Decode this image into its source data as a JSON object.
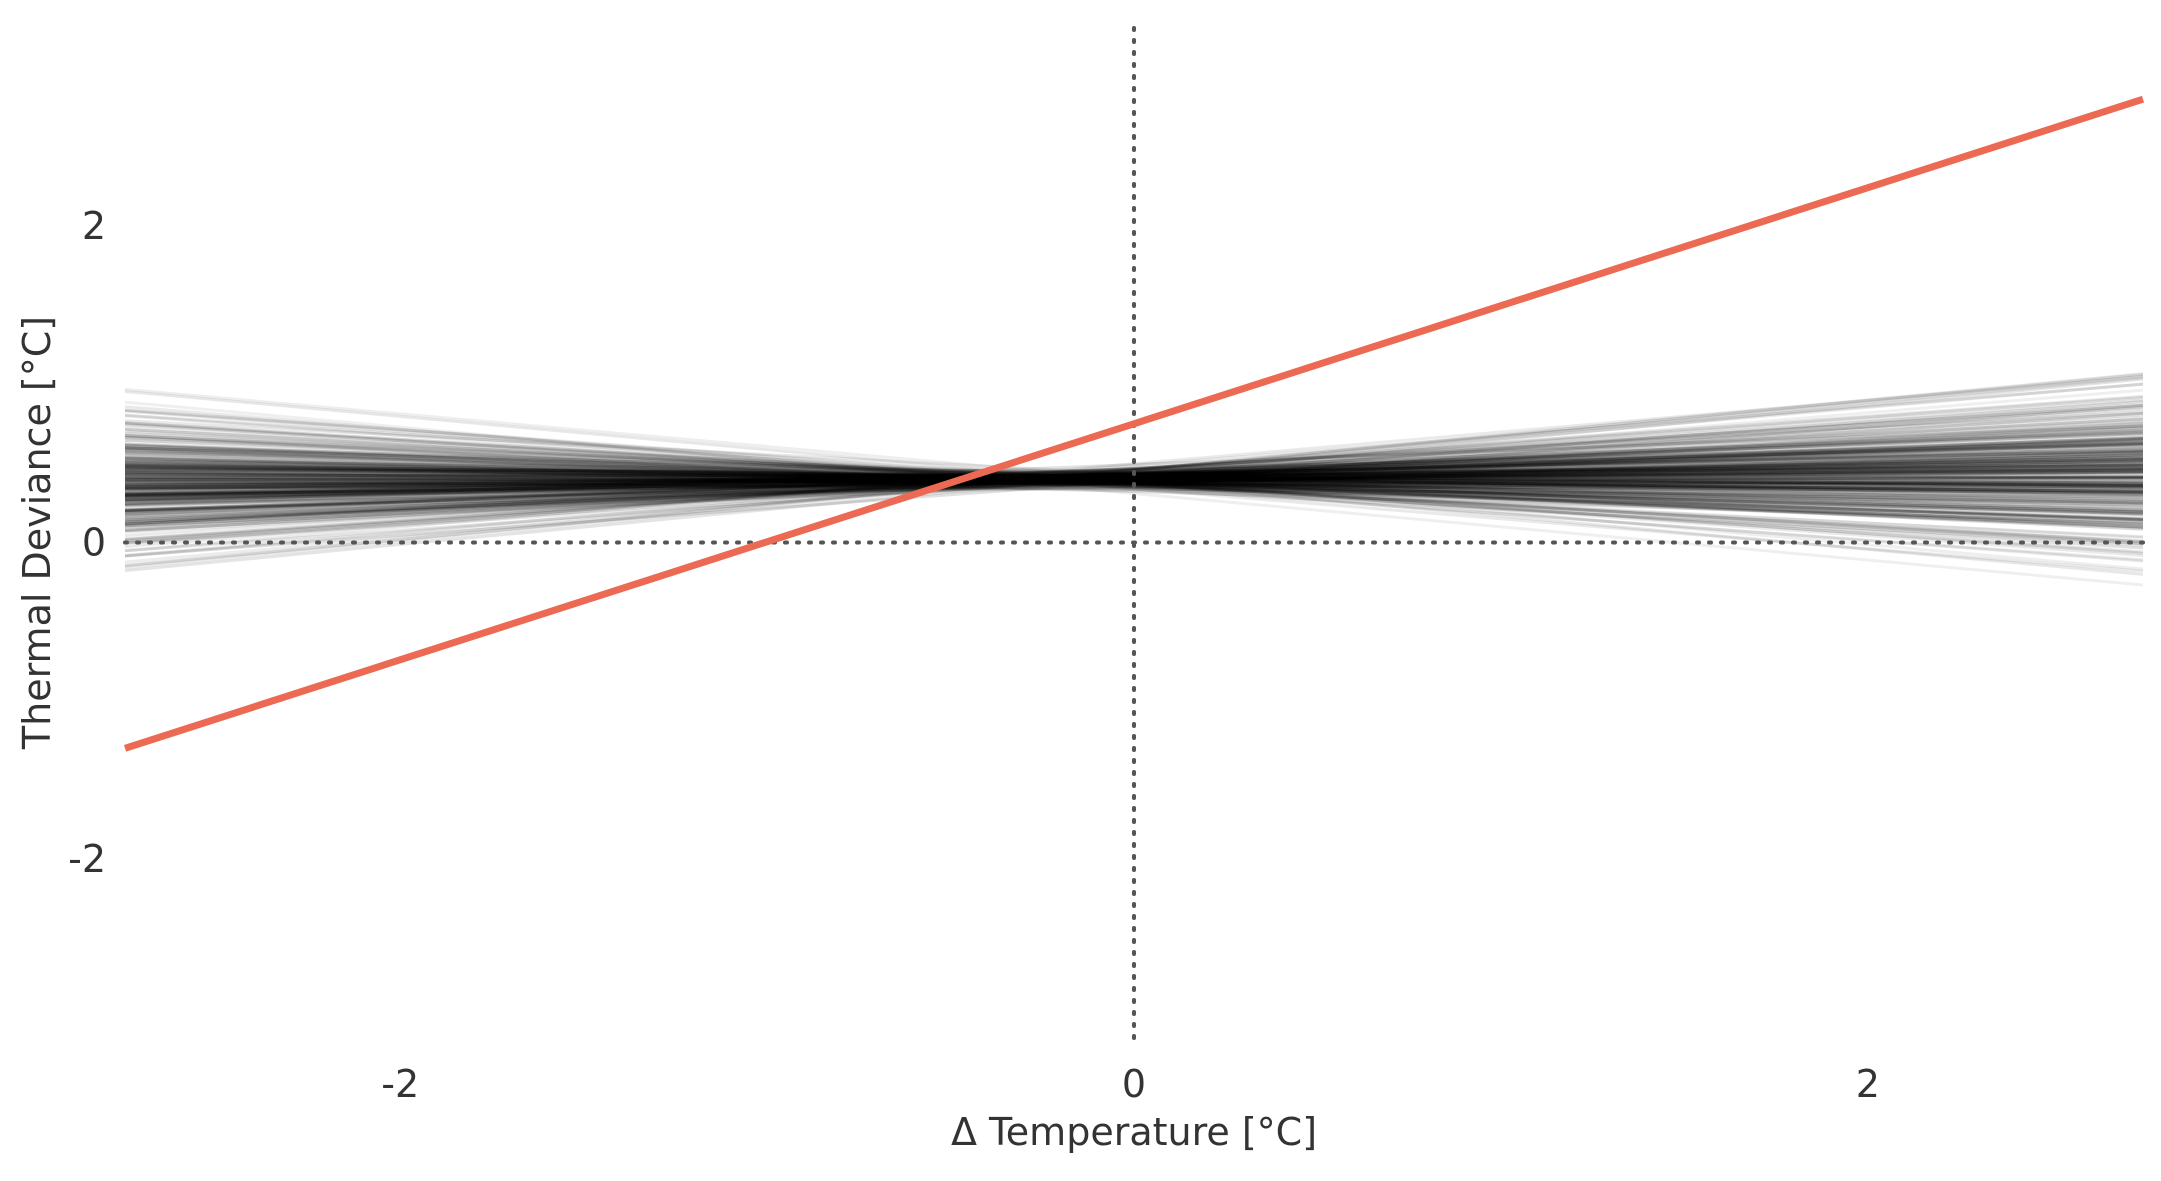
####
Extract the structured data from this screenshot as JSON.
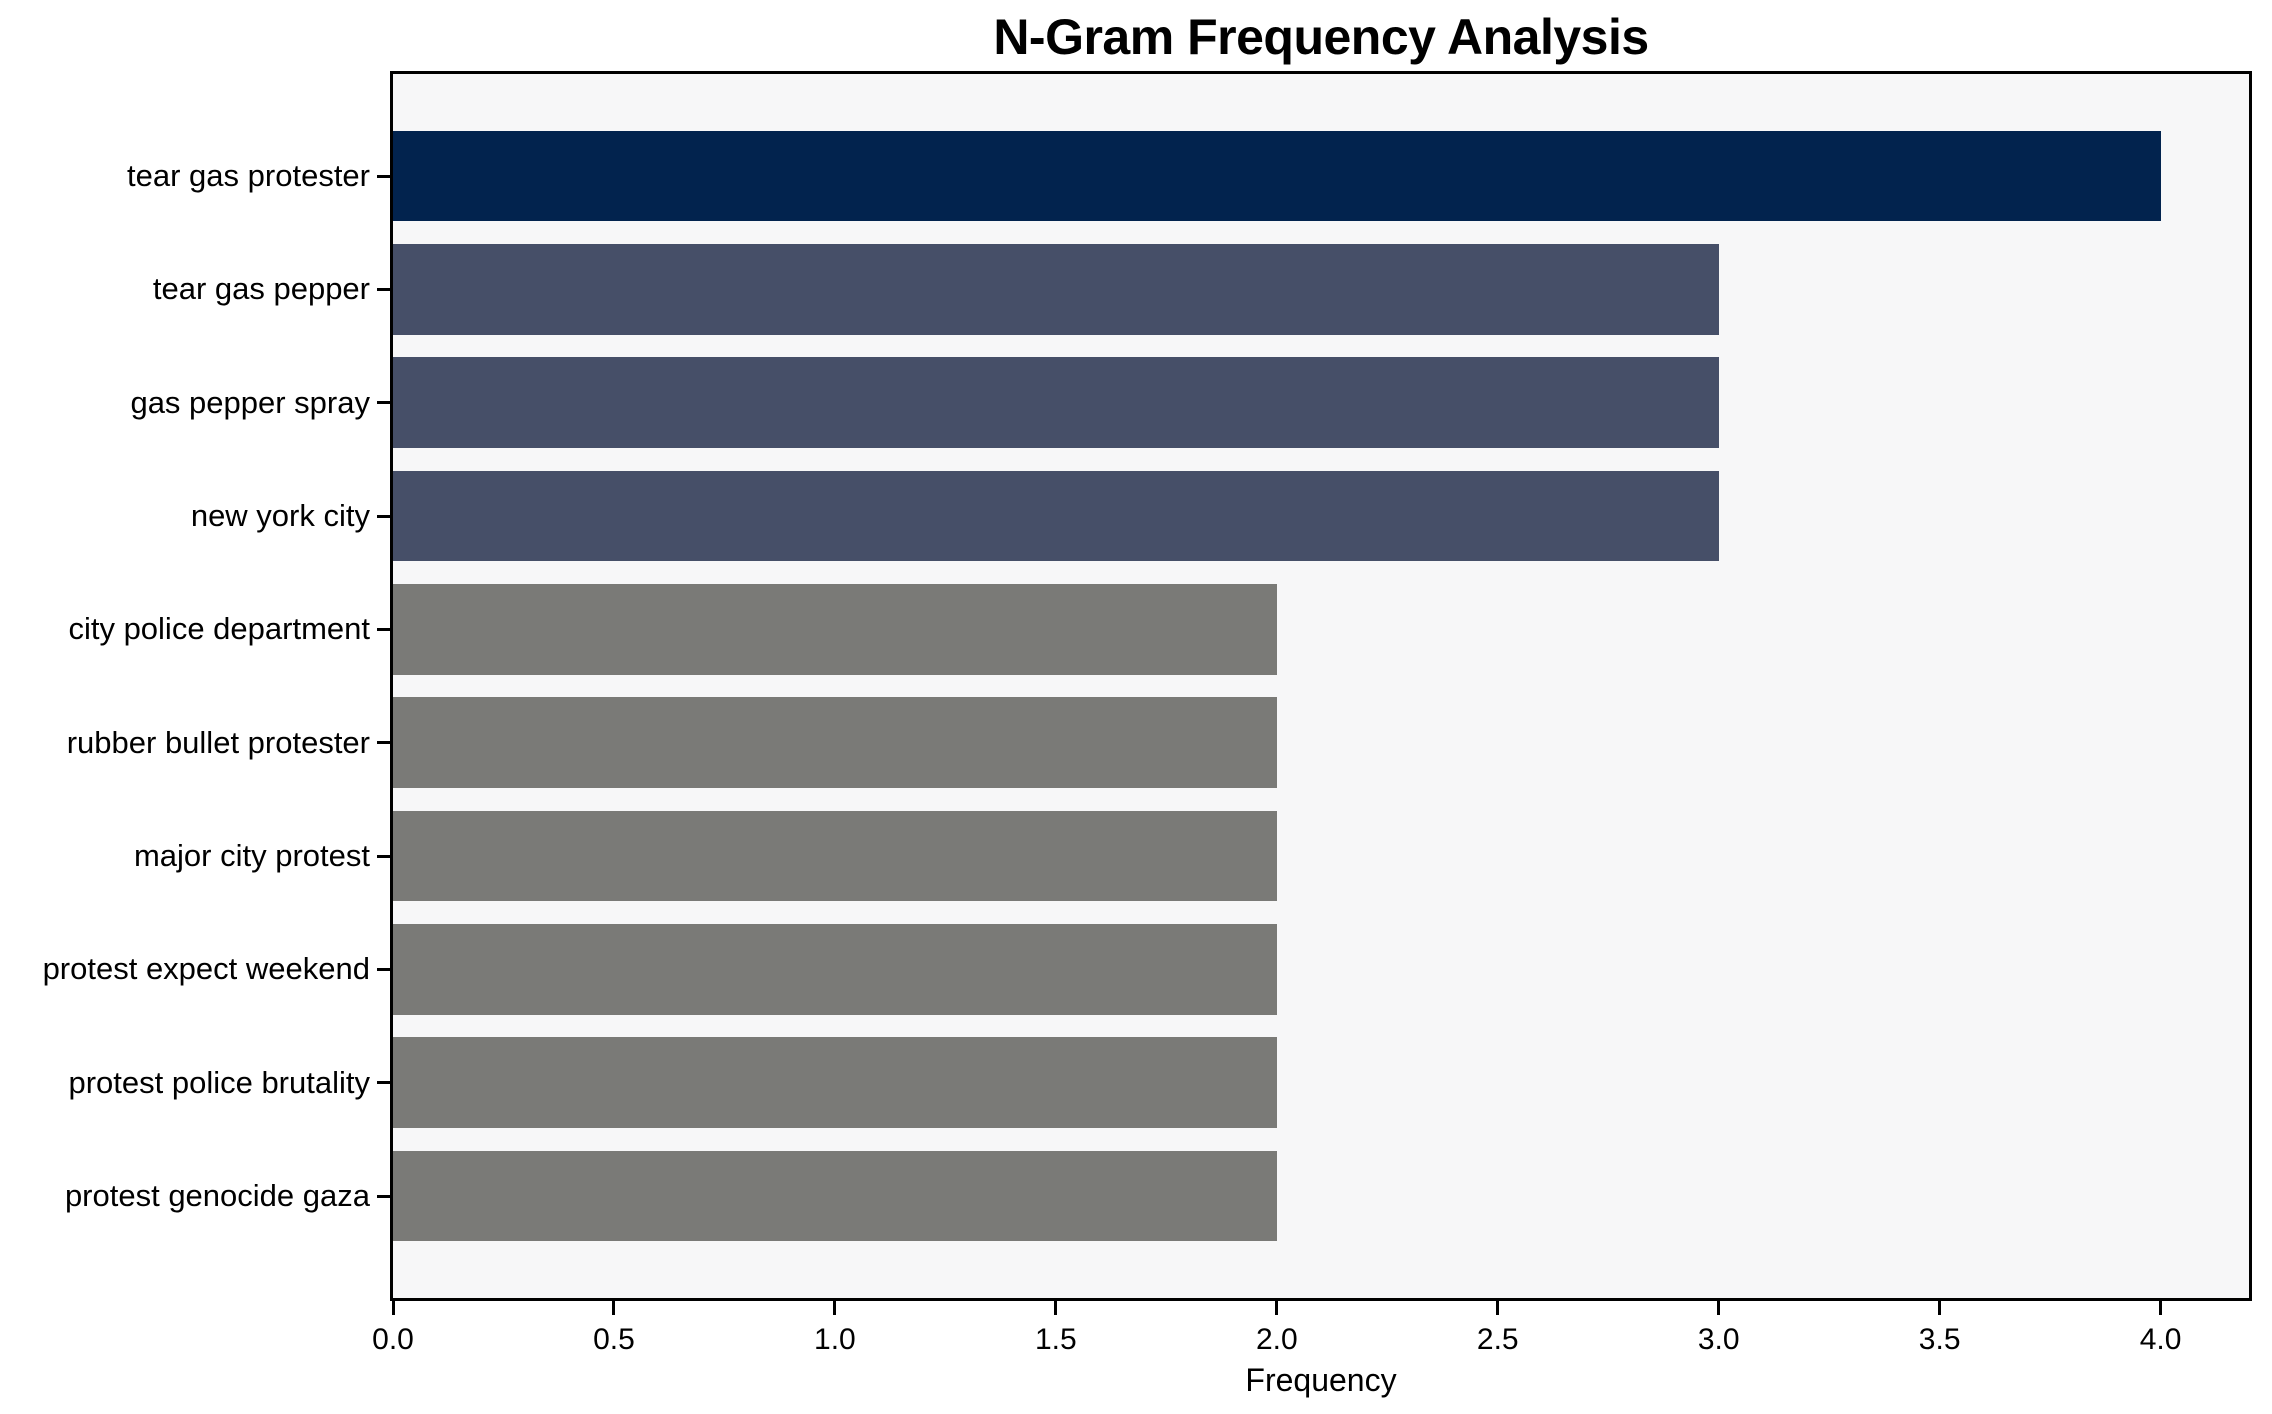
####
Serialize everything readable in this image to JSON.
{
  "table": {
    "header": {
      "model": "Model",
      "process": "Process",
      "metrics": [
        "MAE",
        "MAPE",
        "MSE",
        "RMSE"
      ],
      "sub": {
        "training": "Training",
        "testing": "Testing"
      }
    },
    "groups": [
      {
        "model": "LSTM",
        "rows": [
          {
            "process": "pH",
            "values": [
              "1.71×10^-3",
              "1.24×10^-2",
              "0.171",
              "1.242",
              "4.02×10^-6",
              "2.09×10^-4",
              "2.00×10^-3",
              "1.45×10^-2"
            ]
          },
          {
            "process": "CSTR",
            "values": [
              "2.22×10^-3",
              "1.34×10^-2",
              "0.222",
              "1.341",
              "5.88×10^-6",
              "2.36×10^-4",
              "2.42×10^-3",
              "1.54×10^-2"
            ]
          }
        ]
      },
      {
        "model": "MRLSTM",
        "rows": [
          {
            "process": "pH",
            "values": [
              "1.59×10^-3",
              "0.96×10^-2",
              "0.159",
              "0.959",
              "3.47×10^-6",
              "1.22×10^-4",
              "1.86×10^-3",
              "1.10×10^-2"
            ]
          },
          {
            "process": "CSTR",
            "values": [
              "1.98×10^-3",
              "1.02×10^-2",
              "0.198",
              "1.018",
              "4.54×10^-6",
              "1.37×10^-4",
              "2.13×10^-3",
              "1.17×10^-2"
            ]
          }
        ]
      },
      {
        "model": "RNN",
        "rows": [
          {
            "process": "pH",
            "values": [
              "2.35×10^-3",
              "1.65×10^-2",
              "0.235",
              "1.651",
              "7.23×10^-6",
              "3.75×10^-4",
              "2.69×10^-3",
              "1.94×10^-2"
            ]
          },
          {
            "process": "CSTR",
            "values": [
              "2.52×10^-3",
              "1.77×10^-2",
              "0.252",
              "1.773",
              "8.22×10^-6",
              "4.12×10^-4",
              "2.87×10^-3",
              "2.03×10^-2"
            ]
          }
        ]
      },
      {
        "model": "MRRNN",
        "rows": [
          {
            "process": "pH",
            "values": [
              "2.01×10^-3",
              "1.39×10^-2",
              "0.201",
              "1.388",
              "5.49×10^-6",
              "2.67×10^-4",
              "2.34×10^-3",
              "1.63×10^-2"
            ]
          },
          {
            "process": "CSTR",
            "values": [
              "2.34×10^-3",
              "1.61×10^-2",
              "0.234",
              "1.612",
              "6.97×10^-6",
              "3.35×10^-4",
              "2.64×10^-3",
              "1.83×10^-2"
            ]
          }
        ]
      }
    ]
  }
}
####
WHAT THE TASK ASKS
Track down every line with the word "data" and copy it.

RIGHT ANSWER
Decode this image into its source data as a JSON object.
Extract the structured data from this screenshot as JSON.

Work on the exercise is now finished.